*Job*:
Return the lines of the data below from the one containing "Give bounding boxes" through the one containing "data-point bbox=[997, 269, 1001, 273]", copying them without any change.

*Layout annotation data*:
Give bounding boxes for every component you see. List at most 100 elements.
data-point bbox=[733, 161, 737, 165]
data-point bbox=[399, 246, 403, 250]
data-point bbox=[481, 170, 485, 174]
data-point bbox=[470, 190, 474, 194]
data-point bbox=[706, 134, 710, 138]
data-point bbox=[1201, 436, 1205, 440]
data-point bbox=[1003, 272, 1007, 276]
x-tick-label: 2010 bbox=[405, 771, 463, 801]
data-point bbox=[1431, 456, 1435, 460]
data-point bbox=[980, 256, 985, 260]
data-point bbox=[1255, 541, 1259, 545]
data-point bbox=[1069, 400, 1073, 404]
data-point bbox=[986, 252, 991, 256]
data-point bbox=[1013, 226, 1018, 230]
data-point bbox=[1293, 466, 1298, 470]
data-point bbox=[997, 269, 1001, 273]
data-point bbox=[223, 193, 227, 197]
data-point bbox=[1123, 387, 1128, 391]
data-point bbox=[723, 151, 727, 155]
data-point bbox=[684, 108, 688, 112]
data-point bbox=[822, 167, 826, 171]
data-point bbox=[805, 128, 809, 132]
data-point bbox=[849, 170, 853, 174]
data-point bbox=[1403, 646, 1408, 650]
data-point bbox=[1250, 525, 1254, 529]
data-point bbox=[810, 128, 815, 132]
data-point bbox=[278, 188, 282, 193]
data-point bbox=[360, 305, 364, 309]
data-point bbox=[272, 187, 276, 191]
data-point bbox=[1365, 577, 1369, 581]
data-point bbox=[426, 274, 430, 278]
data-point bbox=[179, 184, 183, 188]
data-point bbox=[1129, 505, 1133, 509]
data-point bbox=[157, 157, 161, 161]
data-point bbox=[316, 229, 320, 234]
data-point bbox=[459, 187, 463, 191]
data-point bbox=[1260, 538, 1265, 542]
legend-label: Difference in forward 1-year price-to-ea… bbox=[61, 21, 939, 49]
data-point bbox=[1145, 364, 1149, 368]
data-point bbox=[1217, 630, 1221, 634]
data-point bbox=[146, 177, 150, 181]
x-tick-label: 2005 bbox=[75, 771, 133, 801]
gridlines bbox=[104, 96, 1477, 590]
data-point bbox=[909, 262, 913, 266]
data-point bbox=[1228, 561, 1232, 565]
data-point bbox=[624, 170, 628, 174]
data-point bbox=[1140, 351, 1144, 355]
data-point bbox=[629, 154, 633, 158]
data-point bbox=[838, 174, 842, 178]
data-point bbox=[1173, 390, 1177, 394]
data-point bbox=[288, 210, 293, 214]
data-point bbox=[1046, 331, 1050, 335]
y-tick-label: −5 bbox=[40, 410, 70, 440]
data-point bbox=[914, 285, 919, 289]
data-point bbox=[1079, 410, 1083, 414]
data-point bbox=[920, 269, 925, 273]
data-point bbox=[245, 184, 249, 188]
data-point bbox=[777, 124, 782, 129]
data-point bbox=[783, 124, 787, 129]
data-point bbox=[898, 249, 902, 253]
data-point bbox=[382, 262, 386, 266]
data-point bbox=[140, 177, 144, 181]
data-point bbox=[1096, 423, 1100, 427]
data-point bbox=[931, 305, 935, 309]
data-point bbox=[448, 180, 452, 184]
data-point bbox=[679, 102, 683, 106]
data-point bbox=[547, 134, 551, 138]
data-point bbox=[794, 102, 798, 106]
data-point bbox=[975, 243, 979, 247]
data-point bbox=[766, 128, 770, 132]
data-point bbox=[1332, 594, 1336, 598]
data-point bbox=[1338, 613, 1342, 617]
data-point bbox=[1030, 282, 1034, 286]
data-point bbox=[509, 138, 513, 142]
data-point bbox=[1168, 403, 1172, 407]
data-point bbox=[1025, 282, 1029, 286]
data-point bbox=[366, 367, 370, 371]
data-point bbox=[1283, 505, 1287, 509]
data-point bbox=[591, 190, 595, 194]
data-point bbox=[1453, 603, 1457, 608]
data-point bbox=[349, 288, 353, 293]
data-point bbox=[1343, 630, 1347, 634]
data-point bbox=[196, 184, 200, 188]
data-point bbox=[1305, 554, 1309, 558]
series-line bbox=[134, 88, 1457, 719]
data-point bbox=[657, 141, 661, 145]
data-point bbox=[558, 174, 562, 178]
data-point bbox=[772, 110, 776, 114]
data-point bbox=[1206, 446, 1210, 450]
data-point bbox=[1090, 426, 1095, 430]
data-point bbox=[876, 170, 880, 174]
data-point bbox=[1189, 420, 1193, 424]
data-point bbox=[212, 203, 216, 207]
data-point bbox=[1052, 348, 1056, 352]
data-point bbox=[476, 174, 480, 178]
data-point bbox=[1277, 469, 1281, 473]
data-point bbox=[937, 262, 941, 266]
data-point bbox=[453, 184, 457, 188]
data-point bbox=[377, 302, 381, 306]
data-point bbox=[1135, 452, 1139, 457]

---

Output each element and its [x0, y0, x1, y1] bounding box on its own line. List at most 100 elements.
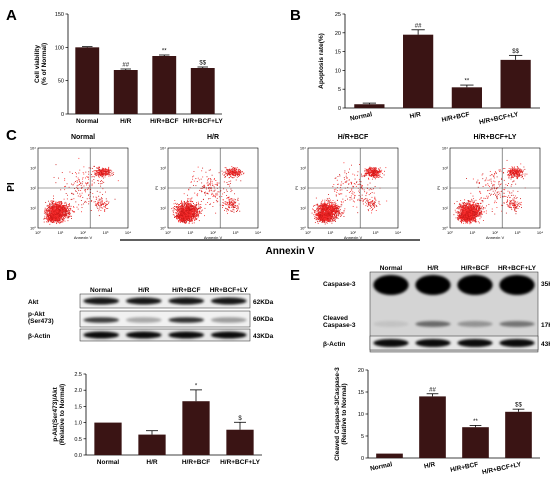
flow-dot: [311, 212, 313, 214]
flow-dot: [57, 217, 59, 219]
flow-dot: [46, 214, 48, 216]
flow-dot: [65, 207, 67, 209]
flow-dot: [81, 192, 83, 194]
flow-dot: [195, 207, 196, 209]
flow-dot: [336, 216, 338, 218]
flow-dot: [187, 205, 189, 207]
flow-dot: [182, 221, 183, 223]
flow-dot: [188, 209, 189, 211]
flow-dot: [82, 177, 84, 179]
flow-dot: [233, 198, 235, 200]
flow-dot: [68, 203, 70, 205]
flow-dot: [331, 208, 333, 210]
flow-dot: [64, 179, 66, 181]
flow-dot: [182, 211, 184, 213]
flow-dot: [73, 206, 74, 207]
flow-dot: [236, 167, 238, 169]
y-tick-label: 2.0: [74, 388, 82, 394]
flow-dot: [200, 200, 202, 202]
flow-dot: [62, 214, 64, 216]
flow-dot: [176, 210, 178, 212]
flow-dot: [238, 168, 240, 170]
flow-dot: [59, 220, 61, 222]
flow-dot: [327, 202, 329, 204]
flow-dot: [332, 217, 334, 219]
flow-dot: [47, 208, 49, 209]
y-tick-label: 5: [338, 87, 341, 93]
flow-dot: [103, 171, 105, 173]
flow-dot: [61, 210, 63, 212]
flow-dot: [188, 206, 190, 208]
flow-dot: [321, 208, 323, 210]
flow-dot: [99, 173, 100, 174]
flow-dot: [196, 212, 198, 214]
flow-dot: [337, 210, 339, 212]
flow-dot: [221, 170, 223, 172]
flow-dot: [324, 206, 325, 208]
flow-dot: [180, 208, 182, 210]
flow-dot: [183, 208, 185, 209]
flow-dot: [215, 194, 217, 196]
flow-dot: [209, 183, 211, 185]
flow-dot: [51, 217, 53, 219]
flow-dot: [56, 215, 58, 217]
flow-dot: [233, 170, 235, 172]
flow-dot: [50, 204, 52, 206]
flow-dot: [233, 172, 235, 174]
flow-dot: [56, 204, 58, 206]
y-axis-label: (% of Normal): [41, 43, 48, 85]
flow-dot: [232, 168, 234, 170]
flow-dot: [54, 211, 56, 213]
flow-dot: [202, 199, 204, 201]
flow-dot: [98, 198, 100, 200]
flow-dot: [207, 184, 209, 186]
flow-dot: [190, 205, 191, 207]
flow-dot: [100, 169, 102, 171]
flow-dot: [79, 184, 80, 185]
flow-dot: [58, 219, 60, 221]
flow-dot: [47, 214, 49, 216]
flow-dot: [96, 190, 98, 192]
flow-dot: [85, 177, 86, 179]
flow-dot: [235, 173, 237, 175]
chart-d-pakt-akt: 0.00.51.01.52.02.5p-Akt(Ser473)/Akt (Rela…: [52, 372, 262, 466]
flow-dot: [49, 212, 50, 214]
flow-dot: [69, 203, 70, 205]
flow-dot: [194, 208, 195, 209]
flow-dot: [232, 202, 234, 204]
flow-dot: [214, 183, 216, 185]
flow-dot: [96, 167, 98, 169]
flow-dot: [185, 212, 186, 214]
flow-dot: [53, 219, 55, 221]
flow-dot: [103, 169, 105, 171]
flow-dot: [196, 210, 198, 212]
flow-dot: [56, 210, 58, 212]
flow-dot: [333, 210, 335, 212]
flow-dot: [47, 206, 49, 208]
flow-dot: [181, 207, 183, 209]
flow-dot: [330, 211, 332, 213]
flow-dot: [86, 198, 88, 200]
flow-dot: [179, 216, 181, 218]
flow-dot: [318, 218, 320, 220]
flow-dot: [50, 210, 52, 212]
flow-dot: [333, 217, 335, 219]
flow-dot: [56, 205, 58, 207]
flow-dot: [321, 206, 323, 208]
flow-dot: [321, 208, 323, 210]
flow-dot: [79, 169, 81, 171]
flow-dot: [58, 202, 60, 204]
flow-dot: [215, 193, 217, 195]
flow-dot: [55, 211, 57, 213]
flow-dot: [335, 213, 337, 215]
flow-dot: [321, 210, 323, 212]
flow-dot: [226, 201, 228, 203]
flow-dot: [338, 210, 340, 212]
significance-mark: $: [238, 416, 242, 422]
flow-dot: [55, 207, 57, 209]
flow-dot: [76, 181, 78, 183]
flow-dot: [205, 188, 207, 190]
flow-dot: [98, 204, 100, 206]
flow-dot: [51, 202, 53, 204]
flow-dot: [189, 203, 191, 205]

*Answer to the exercise*:
Give bounding boxes for every component you see. List at most 100 elements.
data-point bbox=[733, 161, 737, 165]
data-point bbox=[399, 246, 403, 250]
data-point bbox=[481, 170, 485, 174]
data-point bbox=[470, 190, 474, 194]
data-point bbox=[706, 134, 710, 138]
data-point bbox=[1201, 436, 1205, 440]
data-point bbox=[1003, 272, 1007, 276]
x-tick-label: 2010 bbox=[405, 771, 463, 801]
data-point bbox=[1431, 456, 1435, 460]
data-point bbox=[980, 256, 985, 260]
data-point bbox=[1255, 541, 1259, 545]
data-point bbox=[1069, 400, 1073, 404]
data-point bbox=[986, 252, 991, 256]
data-point bbox=[1013, 226, 1018, 230]
data-point bbox=[1293, 466, 1298, 470]
data-point bbox=[997, 269, 1001, 273]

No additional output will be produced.